--- Stored entries ---

..............................

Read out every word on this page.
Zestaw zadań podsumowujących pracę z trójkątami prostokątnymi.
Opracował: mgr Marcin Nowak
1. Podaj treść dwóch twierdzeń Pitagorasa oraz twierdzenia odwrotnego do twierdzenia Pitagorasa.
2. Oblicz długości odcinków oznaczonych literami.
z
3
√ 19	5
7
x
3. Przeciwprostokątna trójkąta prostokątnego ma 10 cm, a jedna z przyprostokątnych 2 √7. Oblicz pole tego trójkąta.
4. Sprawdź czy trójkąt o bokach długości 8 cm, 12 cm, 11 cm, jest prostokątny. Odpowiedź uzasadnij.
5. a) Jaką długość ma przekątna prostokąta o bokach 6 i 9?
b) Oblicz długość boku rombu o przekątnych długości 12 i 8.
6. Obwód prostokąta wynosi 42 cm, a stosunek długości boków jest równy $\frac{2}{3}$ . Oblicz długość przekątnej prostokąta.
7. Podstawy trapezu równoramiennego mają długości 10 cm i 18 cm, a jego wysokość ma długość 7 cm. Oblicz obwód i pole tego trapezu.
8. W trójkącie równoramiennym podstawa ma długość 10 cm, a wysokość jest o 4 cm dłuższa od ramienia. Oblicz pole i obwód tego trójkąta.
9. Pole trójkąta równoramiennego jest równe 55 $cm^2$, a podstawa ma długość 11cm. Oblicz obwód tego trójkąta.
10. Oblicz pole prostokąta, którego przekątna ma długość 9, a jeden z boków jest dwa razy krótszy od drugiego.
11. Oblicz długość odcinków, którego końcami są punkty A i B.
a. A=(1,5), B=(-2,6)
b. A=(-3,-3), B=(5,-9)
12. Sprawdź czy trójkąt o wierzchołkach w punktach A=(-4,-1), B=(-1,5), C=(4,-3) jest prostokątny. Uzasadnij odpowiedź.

..............................

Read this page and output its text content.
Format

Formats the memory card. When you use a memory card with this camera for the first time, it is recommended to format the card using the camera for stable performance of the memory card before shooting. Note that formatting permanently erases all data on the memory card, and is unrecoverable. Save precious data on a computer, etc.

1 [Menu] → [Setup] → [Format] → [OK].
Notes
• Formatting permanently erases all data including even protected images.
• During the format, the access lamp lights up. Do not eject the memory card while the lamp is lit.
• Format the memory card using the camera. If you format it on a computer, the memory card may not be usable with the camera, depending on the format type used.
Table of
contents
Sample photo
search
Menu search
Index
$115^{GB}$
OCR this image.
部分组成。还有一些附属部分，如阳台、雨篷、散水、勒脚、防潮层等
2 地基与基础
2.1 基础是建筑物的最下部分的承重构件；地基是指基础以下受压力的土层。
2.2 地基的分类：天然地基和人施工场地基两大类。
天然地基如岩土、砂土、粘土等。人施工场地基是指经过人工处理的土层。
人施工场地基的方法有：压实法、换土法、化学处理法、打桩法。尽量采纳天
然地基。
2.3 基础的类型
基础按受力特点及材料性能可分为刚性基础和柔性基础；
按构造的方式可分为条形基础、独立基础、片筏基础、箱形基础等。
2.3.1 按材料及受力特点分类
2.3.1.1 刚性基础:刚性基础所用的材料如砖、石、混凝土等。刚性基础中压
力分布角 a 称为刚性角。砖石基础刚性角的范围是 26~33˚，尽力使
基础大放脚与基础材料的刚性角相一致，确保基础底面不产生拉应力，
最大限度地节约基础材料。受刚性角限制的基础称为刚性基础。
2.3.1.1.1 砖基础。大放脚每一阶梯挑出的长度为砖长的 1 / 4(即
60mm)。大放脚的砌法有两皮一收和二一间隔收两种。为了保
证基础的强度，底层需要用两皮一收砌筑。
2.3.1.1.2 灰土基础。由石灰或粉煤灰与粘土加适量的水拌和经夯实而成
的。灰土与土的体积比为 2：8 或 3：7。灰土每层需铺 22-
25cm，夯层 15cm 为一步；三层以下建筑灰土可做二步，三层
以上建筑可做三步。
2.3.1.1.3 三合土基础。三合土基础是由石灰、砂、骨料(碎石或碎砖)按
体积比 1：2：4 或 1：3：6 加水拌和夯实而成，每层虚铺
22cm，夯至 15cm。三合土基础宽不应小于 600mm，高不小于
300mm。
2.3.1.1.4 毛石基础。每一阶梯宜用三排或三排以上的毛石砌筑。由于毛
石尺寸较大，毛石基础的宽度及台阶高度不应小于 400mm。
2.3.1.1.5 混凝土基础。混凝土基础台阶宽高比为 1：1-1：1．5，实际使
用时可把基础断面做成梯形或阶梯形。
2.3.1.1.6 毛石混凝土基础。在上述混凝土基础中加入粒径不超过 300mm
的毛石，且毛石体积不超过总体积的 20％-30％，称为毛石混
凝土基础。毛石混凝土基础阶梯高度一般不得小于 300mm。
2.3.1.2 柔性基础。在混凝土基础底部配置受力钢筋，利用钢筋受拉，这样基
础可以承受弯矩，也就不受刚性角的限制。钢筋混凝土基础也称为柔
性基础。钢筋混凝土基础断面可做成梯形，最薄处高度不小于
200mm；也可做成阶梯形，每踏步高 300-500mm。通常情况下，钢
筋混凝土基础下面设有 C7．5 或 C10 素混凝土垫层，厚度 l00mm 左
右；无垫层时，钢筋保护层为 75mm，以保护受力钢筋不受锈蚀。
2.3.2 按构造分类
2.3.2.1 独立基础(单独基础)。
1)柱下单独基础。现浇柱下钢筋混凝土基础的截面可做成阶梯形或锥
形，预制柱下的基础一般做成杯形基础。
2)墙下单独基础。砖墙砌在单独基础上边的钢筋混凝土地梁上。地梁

..............................

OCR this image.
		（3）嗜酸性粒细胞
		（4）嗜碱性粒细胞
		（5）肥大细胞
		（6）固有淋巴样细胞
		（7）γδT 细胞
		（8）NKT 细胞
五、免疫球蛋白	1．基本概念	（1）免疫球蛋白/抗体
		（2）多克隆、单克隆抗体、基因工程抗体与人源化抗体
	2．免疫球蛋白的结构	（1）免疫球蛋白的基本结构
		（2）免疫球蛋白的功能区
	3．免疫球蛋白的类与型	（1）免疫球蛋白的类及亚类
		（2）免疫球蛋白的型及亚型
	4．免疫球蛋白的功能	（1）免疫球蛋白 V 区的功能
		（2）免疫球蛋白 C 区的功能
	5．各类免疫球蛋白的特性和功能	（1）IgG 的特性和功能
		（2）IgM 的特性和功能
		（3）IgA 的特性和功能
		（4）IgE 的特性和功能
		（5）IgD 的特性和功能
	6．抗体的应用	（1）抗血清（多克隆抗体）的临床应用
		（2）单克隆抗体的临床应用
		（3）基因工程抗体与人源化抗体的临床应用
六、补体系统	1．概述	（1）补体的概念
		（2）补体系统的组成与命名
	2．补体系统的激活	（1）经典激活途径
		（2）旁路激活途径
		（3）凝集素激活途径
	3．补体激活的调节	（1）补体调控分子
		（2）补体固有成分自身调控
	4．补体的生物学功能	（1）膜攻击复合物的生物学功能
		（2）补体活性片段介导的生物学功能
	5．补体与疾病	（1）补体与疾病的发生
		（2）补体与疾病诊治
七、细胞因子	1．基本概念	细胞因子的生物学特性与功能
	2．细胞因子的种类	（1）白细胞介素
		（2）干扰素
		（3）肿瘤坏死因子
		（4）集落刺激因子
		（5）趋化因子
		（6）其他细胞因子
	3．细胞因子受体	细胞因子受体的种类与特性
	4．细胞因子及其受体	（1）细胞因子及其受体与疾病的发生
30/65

..............................

--- Required work ---
Where a line holds "boków", copy that line.

--- The completed task ---
6. Obwód prostokąta wynosi 42 cm, a stosunek długości boków jest równy $\frac{2}{3}$ . Oblicz długość przekątnej prostokąta.
10. Oblicz pole prostokąta, którego przekątna ma długość 9, a jeden z boków jest dwa razy krótszy od drugiego.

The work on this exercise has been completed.